> [TO DO]:
Only the pictures are omitted; repeat all other data exactly.

> [DATA]:
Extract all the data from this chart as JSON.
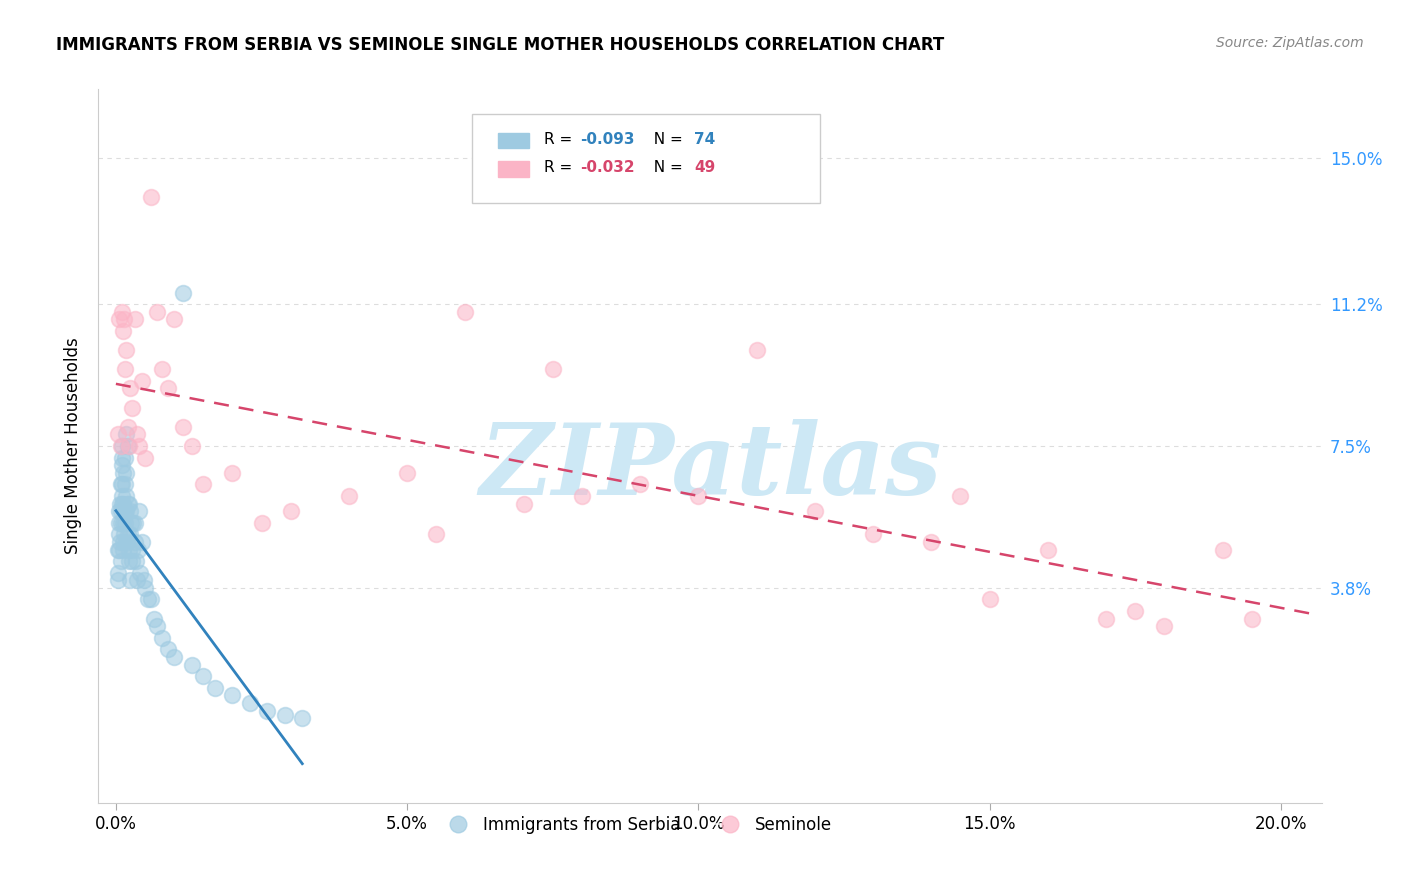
{
  "title": "IMMIGRANTS FROM SERBIA VS SEMINOLE SINGLE MOTHER HOUSEHOLDS CORRELATION CHART",
  "source": "Source: ZipAtlas.com",
  "ylabel": "Single Mother Households",
  "xlabel_ticks": [
    "0.0%",
    "5.0%",
    "10.0%",
    "15.0%",
    "20.0%"
  ],
  "xlabel_vals": [
    0.0,
    0.05,
    0.1,
    0.15,
    0.2
  ],
  "ylabel_ticks": [
    "3.8%",
    "7.5%",
    "11.2%",
    "15.0%"
  ],
  "ylabel_vals": [
    0.038,
    0.075,
    0.112,
    0.15
  ],
  "ylim": [
    -0.018,
    0.168
  ],
  "xlim": [
    -0.003,
    0.207
  ],
  "legend1_label": "Immigrants from Serbia",
  "legend2_label": "Seminole",
  "R1": "-0.093",
  "N1": "74",
  "R2": "-0.032",
  "N2": "49",
  "serbia_color": "#9ecae1",
  "seminole_color": "#fbb4c6",
  "serbia_line_color": "#3182bd",
  "seminole_line_color": "#d6456b",
  "serbia_x": [
    0.0003,
    0.0003,
    0.0004,
    0.0005,
    0.0005,
    0.0006,
    0.0006,
    0.0007,
    0.0007,
    0.0008,
    0.0008,
    0.0009,
    0.0009,
    0.001,
    0.001,
    0.001,
    0.001,
    0.0011,
    0.0011,
    0.0012,
    0.0012,
    0.0013,
    0.0013,
    0.0013,
    0.0014,
    0.0014,
    0.0015,
    0.0015,
    0.0015,
    0.0016,
    0.0017,
    0.0017,
    0.0018,
    0.0018,
    0.0019,
    0.002,
    0.002,
    0.0021,
    0.0022,
    0.0023,
    0.0023,
    0.0024,
    0.0025,
    0.0025,
    0.0026,
    0.0027,
    0.0028,
    0.003,
    0.0032,
    0.0033,
    0.0035,
    0.0036,
    0.0038,
    0.004,
    0.0042,
    0.0045,
    0.0048,
    0.005,
    0.0055,
    0.006,
    0.0065,
    0.007,
    0.008,
    0.009,
    0.01,
    0.0115,
    0.013,
    0.015,
    0.017,
    0.02,
    0.023,
    0.026,
    0.029,
    0.032
  ],
  "serbia_y": [
    0.048,
    0.042,
    0.04,
    0.058,
    0.055,
    0.052,
    0.048,
    0.06,
    0.05,
    0.065,
    0.058,
    0.045,
    0.055,
    0.075,
    0.07,
    0.065,
    0.06,
    0.072,
    0.062,
    0.055,
    0.05,
    0.068,
    0.06,
    0.048,
    0.058,
    0.052,
    0.072,
    0.065,
    0.055,
    0.058,
    0.078,
    0.062,
    0.068,
    0.058,
    0.05,
    0.075,
    0.06,
    0.052,
    0.06,
    0.048,
    0.045,
    0.058,
    0.052,
    0.04,
    0.055,
    0.048,
    0.045,
    0.055,
    0.05,
    0.055,
    0.045,
    0.04,
    0.048,
    0.058,
    0.042,
    0.05,
    0.04,
    0.038,
    0.035,
    0.035,
    0.03,
    0.028,
    0.025,
    0.022,
    0.02,
    0.115,
    0.018,
    0.015,
    0.012,
    0.01,
    0.008,
    0.006,
    0.005,
    0.004
  ],
  "seminole_x": [
    0.0003,
    0.0005,
    0.0008,
    0.001,
    0.0012,
    0.0014,
    0.0016,
    0.0018,
    0.002,
    0.0022,
    0.0025,
    0.0028,
    0.0032,
    0.0036,
    0.004,
    0.0045,
    0.005,
    0.006,
    0.007,
    0.008,
    0.009,
    0.01,
    0.0115,
    0.013,
    0.015,
    0.02,
    0.025,
    0.03,
    0.04,
    0.05,
    0.055,
    0.06,
    0.07,
    0.075,
    0.08,
    0.09,
    0.1,
    0.11,
    0.12,
    0.13,
    0.14,
    0.145,
    0.15,
    0.16,
    0.17,
    0.175,
    0.18,
    0.19,
    0.195
  ],
  "seminole_y": [
    0.078,
    0.108,
    0.075,
    0.11,
    0.105,
    0.108,
    0.095,
    0.1,
    0.08,
    0.075,
    0.09,
    0.085,
    0.108,
    0.078,
    0.075,
    0.092,
    0.072,
    0.14,
    0.11,
    0.095,
    0.09,
    0.108,
    0.08,
    0.075,
    0.065,
    0.068,
    0.055,
    0.058,
    0.062,
    0.068,
    0.052,
    0.11,
    0.06,
    0.095,
    0.062,
    0.065,
    0.062,
    0.1,
    0.058,
    0.052,
    0.05,
    0.062,
    0.035,
    0.048,
    0.03,
    0.032,
    0.028,
    0.048,
    0.03
  ],
  "background_color": "#ffffff",
  "grid_color": "#dddddd",
  "watermark": "ZIPatlas",
  "watermark_color": "#cde8f5"
}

> [RESPONSE TO THE EXERCISE]:
Extract all the data from this chart as JSON.
{
  "title": "IMMIGRANTS FROM SERBIA VS SEMINOLE SINGLE MOTHER HOUSEHOLDS CORRELATION CHART",
  "source": "Source: ZipAtlas.com",
  "ylabel": "Single Mother Households",
  "xlabel_ticks": [
    "0.0%",
    "5.0%",
    "10.0%",
    "15.0%",
    "20.0%"
  ],
  "xlabel_vals": [
    0.0,
    0.05,
    0.1,
    0.15,
    0.2
  ],
  "ylabel_ticks": [
    "3.8%",
    "7.5%",
    "11.2%",
    "15.0%"
  ],
  "ylabel_vals": [
    0.038,
    0.075,
    0.112,
    0.15
  ],
  "ylim": [
    -0.018,
    0.168
  ],
  "xlim": [
    -0.003,
    0.207
  ],
  "legend1_label": "Immigrants from Serbia",
  "legend2_label": "Seminole",
  "R1": "-0.093",
  "N1": "74",
  "R2": "-0.032",
  "N2": "49",
  "serbia_color": "#9ecae1",
  "seminole_color": "#fbb4c6",
  "serbia_line_color": "#3182bd",
  "seminole_line_color": "#d6456b",
  "serbia_x": [
    0.0003,
    0.0003,
    0.0004,
    0.0005,
    0.0005,
    0.0006,
    0.0006,
    0.0007,
    0.0007,
    0.0008,
    0.0008,
    0.0009,
    0.0009,
    0.001,
    0.001,
    0.001,
    0.001,
    0.0011,
    0.0011,
    0.0012,
    0.0012,
    0.0013,
    0.0013,
    0.0013,
    0.0014,
    0.0014,
    0.0015,
    0.0015,
    0.0015,
    0.0016,
    0.0017,
    0.0017,
    0.0018,
    0.0018,
    0.0019,
    0.002,
    0.002,
    0.0021,
    0.0022,
    0.0023,
    0.0023,
    0.0024,
    0.0025,
    0.0025,
    0.0026,
    0.0027,
    0.0028,
    0.003,
    0.0032,
    0.0033,
    0.0035,
    0.0036,
    0.0038,
    0.004,
    0.0042,
    0.0045,
    0.0048,
    0.005,
    0.0055,
    0.006,
    0.0065,
    0.007,
    0.008,
    0.009,
    0.01,
    0.0115,
    0.013,
    0.015,
    0.017,
    0.02,
    0.023,
    0.026,
    0.029,
    0.032
  ],
  "serbia_y": [
    0.048,
    0.042,
    0.04,
    0.058,
    0.055,
    0.052,
    0.048,
    0.06,
    0.05,
    0.065,
    0.058,
    0.045,
    0.055,
    0.075,
    0.07,
    0.065,
    0.06,
    0.072,
    0.062,
    0.055,
    0.05,
    0.068,
    0.06,
    0.048,
    0.058,
    0.052,
    0.072,
    0.065,
    0.055,
    0.058,
    0.078,
    0.062,
    0.068,
    0.058,
    0.05,
    0.075,
    0.06,
    0.052,
    0.06,
    0.048,
    0.045,
    0.058,
    0.052,
    0.04,
    0.055,
    0.048,
    0.045,
    0.055,
    0.05,
    0.055,
    0.045,
    0.04,
    0.048,
    0.058,
    0.042,
    0.05,
    0.04,
    0.038,
    0.035,
    0.035,
    0.03,
    0.028,
    0.025,
    0.022,
    0.02,
    0.115,
    0.018,
    0.015,
    0.012,
    0.01,
    0.008,
    0.006,
    0.005,
    0.004
  ],
  "seminole_x": [
    0.0003,
    0.0005,
    0.0008,
    0.001,
    0.0012,
    0.0014,
    0.0016,
    0.0018,
    0.002,
    0.0022,
    0.0025,
    0.0028,
    0.0032,
    0.0036,
    0.004,
    0.0045,
    0.005,
    0.006,
    0.007,
    0.008,
    0.009,
    0.01,
    0.0115,
    0.013,
    0.015,
    0.02,
    0.025,
    0.03,
    0.04,
    0.05,
    0.055,
    0.06,
    0.07,
    0.075,
    0.08,
    0.09,
    0.1,
    0.11,
    0.12,
    0.13,
    0.14,
    0.145,
    0.15,
    0.16,
    0.17,
    0.175,
    0.18,
    0.19,
    0.195
  ],
  "seminole_y": [
    0.078,
    0.108,
    0.075,
    0.11,
    0.105,
    0.108,
    0.095,
    0.1,
    0.08,
    0.075,
    0.09,
    0.085,
    0.108,
    0.078,
    0.075,
    0.092,
    0.072,
    0.14,
    0.11,
    0.095,
    0.09,
    0.108,
    0.08,
    0.075,
    0.065,
    0.068,
    0.055,
    0.058,
    0.062,
    0.068,
    0.052,
    0.11,
    0.06,
    0.095,
    0.062,
    0.065,
    0.062,
    0.1,
    0.058,
    0.052,
    0.05,
    0.062,
    0.035,
    0.048,
    0.03,
    0.032,
    0.028,
    0.048,
    0.03
  ],
  "background_color": "#ffffff",
  "grid_color": "#dddddd",
  "watermark": "ZIPatlas",
  "watermark_color": "#cde8f5"
}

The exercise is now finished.